((
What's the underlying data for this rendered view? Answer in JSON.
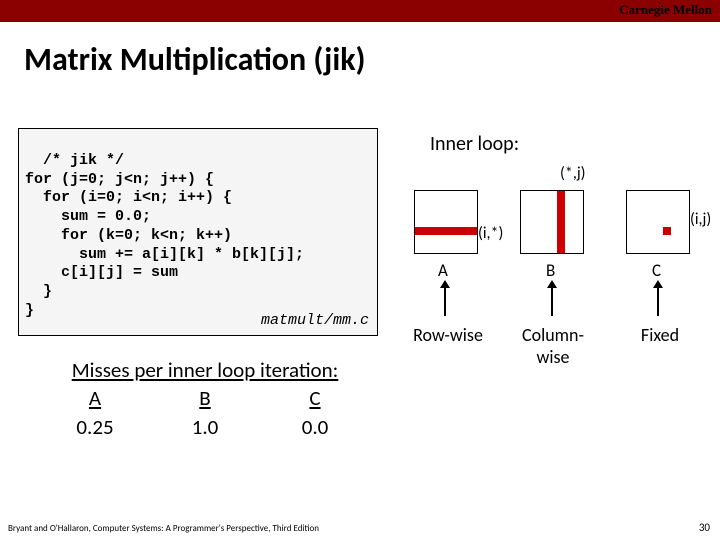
{
  "header": {
    "brand": "Carnegie Mellon"
  },
  "title": "Matrix Multiplication (jik)",
  "code": {
    "lines": "/* jik */\nfor (j=0; j<n; j++) {\n  for (i=0; i<n; i++) {\n    sum = 0.0;\n    for (k=0; k<n; k++)\n      sum += a[i][k] * b[k][j];\n    c[i][j] = sum\n  }\n}",
    "source_file": "matmult/mm.c"
  },
  "inner_loop_label": "Inner loop:",
  "matrices": {
    "A": {
      "name": "A",
      "index_label": "(i,*)",
      "access": "Row-wise"
    },
    "B": {
      "name": "B",
      "index_label": "(*,j)",
      "access": "Column-wise"
    },
    "C": {
      "name": "C",
      "index_label": "(i,j)",
      "access": "Fixed"
    }
  },
  "misses": {
    "heading": "Misses per inner loop iteration:",
    "cols": [
      "A",
      "B",
      "C"
    ],
    "vals": [
      "0.25",
      "1.0",
      "0.0"
    ]
  },
  "footer": "Bryant and O'Hallaron, Computer Systems: A Programmer's Perspective, Third Edition",
  "page_number": "30"
}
))
◆ Exercise objective
Quote the material in full and exactly; do not carry over its pictures.

◆ Answer below
What's the underlying data for this rendered view? Answer in JSON.
{
  "header": {
    "brand": "Carnegie Mellon"
  },
  "title": "Matrix Multiplication (jik)",
  "code": {
    "lines": "/* jik */\nfor (j=0; j<n; j++) {\n  for (i=0; i<n; i++) {\n    sum = 0.0;\n    for (k=0; k<n; k++)\n      sum += a[i][k] * b[k][j];\n    c[i][j] = sum\n  }\n}",
    "source_file": "matmult/mm.c"
  },
  "inner_loop_label": "Inner loop:",
  "matrices": {
    "A": {
      "name": "A",
      "index_label": "(i,*)",
      "access": "Row-wise"
    },
    "B": {
      "name": "B",
      "index_label": "(*,j)",
      "access": "Column-wise"
    },
    "C": {
      "name": "C",
      "index_label": "(i,j)",
      "access": "Fixed"
    }
  },
  "misses": {
    "heading": "Misses per inner loop iteration:",
    "cols": [
      "A",
      "B",
      "C"
    ],
    "vals": [
      "0.25",
      "1.0",
      "0.0"
    ]
  },
  "footer": "Bryant and O'Hallaron, Computer Systems: A Programmer's Perspective, Third Edition",
  "page_number": "30"
}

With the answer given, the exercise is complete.